Copy down every line where the string "true" shows up.

--

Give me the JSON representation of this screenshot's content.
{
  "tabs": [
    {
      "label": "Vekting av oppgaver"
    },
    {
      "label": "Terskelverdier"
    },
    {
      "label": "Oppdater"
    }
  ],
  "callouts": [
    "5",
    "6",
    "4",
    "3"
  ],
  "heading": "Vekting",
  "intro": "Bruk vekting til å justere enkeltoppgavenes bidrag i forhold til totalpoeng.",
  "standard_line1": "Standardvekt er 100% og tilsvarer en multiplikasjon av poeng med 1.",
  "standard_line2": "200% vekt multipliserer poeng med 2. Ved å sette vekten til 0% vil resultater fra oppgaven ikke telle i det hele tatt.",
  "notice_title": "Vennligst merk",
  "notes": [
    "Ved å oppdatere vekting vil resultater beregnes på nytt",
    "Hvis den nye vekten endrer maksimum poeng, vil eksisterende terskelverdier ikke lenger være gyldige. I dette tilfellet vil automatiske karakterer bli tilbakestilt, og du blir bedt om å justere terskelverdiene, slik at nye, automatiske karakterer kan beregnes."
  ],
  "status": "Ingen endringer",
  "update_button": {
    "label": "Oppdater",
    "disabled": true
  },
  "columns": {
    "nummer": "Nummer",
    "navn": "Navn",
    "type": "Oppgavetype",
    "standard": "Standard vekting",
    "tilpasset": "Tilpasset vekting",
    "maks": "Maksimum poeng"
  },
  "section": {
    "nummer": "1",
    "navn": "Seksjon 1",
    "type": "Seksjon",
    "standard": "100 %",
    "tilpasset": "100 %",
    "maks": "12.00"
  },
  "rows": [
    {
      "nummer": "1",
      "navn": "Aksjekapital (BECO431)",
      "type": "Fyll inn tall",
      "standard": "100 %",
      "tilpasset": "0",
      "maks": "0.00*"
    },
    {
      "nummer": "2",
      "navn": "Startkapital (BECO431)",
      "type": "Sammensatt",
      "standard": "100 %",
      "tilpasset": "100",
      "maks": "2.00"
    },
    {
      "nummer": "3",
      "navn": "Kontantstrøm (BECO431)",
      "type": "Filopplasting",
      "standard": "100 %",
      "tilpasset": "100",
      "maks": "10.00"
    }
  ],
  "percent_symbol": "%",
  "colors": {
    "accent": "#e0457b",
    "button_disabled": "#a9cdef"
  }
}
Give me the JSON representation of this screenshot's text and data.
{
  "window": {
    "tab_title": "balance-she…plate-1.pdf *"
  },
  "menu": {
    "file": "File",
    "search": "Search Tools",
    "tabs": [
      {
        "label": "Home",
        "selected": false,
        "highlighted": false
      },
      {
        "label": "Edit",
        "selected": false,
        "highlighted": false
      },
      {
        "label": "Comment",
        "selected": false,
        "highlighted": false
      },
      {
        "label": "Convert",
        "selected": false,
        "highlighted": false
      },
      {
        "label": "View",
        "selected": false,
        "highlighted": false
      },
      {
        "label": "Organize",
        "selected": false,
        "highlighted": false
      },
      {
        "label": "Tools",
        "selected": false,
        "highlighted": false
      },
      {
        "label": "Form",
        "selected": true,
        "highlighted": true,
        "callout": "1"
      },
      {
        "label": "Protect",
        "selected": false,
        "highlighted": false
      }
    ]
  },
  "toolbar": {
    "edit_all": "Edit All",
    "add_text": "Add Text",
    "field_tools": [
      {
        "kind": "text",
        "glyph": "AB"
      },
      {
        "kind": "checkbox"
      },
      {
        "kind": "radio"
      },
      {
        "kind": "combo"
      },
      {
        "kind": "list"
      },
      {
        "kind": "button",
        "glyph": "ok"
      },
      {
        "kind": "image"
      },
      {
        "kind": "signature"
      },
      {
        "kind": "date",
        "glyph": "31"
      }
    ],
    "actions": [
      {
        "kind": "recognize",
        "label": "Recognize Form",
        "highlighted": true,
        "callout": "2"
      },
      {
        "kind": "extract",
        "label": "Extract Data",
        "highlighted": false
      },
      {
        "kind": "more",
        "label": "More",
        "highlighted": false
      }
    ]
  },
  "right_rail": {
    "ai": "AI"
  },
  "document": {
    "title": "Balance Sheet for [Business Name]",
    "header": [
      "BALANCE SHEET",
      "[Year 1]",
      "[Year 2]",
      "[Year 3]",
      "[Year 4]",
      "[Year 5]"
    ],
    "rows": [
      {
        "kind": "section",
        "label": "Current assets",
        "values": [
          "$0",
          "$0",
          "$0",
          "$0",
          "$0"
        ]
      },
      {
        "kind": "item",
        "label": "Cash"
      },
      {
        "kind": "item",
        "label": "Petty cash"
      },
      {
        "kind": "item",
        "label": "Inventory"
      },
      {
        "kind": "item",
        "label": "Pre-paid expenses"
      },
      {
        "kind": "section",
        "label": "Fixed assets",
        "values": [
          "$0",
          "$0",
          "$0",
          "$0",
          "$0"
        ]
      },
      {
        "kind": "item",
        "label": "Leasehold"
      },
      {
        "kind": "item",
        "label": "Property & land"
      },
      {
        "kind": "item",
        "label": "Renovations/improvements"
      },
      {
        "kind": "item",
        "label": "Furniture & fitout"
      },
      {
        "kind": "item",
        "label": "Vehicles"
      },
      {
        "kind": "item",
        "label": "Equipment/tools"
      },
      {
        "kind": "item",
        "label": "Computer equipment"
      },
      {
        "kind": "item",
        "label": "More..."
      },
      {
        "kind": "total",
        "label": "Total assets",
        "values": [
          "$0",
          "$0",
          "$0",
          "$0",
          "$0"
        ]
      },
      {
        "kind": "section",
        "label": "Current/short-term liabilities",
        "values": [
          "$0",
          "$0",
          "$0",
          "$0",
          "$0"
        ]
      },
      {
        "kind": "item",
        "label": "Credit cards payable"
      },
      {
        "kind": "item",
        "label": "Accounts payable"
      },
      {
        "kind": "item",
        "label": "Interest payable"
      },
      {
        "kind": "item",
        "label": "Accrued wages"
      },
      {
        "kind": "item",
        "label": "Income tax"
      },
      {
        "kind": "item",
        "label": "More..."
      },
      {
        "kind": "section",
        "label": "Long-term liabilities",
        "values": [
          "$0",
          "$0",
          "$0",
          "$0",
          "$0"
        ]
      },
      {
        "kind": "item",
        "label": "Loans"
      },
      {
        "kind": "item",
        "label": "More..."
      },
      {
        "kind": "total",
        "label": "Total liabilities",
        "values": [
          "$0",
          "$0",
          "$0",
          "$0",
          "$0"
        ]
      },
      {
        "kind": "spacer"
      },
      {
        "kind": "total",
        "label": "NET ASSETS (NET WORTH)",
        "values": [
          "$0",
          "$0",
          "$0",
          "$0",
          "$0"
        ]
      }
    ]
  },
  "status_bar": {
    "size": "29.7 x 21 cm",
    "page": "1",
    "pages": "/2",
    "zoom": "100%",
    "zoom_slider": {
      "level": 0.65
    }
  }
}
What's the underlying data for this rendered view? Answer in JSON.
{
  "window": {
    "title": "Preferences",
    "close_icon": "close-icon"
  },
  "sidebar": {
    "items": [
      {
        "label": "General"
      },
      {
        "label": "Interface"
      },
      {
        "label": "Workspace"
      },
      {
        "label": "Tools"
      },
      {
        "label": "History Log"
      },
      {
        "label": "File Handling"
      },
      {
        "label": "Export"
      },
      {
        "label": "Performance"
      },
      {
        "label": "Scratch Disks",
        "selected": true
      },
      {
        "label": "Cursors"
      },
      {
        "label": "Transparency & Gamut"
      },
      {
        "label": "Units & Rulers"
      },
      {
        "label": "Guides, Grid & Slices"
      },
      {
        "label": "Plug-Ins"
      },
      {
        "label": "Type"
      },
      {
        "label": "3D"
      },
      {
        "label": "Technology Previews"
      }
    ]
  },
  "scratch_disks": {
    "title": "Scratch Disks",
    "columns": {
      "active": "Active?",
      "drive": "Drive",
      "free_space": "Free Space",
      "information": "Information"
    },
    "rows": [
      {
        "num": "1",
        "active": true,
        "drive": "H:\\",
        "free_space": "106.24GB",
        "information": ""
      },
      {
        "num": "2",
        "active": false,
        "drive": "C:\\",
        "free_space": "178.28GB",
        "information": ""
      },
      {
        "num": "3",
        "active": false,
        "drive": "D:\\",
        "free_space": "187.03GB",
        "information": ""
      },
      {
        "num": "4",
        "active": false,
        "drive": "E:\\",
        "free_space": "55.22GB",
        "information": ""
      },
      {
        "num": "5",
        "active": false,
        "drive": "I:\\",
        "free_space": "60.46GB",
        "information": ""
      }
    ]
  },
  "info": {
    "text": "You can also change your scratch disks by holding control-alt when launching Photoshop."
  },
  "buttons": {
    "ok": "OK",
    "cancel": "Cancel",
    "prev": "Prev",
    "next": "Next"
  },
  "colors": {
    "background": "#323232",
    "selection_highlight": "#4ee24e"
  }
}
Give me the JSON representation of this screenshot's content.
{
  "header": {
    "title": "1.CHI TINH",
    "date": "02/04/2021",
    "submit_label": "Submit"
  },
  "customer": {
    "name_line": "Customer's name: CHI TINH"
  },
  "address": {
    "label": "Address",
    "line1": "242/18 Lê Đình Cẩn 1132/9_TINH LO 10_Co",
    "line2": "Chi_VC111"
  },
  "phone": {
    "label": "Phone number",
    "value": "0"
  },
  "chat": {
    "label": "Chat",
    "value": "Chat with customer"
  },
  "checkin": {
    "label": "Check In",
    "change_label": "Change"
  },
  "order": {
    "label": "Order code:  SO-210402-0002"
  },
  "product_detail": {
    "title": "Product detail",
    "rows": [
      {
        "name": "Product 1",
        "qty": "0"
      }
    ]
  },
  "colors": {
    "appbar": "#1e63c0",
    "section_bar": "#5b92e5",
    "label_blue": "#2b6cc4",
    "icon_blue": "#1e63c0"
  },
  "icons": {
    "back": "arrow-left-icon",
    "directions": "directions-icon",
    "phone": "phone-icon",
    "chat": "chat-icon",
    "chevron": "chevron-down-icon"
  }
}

--

Exercise answer:
    "disabled": true
        "selected": true,
        "highlighted": true,
        "highlighted": true,
        "selected": true
        "active": true,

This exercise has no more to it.